INPUT MATERIAL:

-=-=-

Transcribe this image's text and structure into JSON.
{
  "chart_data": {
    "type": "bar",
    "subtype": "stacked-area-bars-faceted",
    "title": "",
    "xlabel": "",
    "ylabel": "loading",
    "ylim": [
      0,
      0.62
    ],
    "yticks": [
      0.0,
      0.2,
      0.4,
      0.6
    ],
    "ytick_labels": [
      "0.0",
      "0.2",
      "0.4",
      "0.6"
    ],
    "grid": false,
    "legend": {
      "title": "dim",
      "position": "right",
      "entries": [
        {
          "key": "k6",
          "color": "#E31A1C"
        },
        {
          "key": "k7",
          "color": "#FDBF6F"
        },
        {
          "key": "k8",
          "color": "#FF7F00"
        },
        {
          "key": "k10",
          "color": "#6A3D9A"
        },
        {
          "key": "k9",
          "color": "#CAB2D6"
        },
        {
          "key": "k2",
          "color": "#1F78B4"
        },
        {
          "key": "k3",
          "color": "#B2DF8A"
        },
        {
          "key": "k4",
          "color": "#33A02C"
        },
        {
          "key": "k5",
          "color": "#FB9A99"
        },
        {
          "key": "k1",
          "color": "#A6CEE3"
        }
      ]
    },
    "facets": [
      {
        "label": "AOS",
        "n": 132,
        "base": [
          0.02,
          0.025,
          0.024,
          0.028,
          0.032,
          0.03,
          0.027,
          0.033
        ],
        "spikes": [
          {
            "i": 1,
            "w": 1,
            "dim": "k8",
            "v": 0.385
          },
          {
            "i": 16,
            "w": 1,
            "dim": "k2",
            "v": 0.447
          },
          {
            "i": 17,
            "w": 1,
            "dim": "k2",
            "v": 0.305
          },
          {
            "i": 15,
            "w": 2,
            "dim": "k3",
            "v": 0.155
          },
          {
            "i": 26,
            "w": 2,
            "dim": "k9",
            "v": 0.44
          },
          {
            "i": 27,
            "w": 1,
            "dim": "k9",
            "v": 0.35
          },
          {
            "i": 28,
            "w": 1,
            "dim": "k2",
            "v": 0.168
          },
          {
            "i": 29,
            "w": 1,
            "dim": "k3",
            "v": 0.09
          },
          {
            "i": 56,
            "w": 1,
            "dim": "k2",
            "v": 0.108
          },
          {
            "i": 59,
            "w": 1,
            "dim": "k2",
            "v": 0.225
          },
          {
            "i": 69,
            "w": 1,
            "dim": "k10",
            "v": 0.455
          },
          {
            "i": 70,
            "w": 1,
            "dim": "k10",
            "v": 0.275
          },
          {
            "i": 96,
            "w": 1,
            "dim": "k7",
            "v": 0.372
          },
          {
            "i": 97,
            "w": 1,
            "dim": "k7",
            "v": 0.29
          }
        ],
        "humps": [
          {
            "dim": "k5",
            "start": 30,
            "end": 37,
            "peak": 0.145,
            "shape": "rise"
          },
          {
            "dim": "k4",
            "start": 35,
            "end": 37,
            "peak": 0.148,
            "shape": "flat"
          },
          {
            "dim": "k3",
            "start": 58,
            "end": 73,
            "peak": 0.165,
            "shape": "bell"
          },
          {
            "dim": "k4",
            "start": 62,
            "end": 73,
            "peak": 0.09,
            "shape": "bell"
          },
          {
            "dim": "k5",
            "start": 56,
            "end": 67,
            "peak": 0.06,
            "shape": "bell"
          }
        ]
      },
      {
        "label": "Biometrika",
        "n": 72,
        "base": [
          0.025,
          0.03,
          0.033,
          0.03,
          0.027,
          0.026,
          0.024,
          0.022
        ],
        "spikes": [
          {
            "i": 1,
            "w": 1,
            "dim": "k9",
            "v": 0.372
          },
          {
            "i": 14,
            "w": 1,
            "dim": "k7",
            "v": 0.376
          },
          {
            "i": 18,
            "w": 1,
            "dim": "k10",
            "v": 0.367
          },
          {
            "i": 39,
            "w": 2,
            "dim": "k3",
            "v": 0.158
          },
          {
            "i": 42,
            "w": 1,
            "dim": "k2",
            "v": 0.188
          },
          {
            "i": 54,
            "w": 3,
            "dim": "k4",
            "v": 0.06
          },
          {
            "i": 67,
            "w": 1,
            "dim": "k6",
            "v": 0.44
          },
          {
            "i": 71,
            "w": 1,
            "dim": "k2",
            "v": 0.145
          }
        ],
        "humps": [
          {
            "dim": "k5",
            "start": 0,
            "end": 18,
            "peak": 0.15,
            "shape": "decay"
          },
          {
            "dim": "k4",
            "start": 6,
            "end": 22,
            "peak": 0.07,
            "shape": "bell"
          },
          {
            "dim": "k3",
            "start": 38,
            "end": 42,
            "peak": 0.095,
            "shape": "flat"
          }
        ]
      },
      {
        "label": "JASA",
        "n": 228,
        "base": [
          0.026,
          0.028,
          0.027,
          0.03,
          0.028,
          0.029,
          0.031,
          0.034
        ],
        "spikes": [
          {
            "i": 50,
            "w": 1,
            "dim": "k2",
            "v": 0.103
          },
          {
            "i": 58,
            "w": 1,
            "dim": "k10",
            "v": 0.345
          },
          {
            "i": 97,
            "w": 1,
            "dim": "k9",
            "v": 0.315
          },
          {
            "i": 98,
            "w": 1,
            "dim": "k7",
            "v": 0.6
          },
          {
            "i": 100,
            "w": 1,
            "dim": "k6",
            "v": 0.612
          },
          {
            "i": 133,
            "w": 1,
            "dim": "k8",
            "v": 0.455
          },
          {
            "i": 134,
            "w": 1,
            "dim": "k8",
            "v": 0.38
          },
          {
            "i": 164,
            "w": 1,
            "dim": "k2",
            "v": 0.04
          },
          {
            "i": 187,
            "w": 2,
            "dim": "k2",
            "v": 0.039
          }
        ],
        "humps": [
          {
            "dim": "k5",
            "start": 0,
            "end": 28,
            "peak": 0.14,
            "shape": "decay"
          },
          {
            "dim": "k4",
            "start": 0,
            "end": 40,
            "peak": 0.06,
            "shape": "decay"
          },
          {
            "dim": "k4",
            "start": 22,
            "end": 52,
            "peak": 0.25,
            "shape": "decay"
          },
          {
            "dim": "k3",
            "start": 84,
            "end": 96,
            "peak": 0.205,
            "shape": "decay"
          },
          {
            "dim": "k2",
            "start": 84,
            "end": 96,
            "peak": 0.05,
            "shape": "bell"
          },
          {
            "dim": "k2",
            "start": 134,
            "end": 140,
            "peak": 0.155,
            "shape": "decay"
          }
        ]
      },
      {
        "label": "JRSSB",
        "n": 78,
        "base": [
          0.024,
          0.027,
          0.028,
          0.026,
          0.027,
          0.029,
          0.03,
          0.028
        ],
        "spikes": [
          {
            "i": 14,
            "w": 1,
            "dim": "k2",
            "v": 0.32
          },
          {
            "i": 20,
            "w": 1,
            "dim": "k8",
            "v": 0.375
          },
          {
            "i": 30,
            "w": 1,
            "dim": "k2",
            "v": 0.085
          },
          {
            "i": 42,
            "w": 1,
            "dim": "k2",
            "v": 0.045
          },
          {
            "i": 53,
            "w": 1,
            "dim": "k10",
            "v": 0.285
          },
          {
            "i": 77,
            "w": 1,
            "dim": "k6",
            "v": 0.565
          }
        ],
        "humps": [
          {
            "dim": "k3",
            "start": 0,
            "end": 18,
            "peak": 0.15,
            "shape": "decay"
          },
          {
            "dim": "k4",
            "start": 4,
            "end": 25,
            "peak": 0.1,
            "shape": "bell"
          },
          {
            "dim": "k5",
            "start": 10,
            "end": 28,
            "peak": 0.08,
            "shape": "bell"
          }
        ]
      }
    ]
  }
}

-=-=-

TASK TO COMPLETE: Which lines hold the word "color"? Copy every one of them.

ANSWER BELOW:
          "color": "#E31A1C"
          "color": "#FDBF6F"
          "color": "#FF7F00"
          "color": "#6A3D9A"
          "color": "#CAB2D6"
          "color": "#1F78B4"
          "color": "#B2DF8A"
          "color": "#33A02C"
          "color": "#FB9A99"
          "color": "#A6CEE3"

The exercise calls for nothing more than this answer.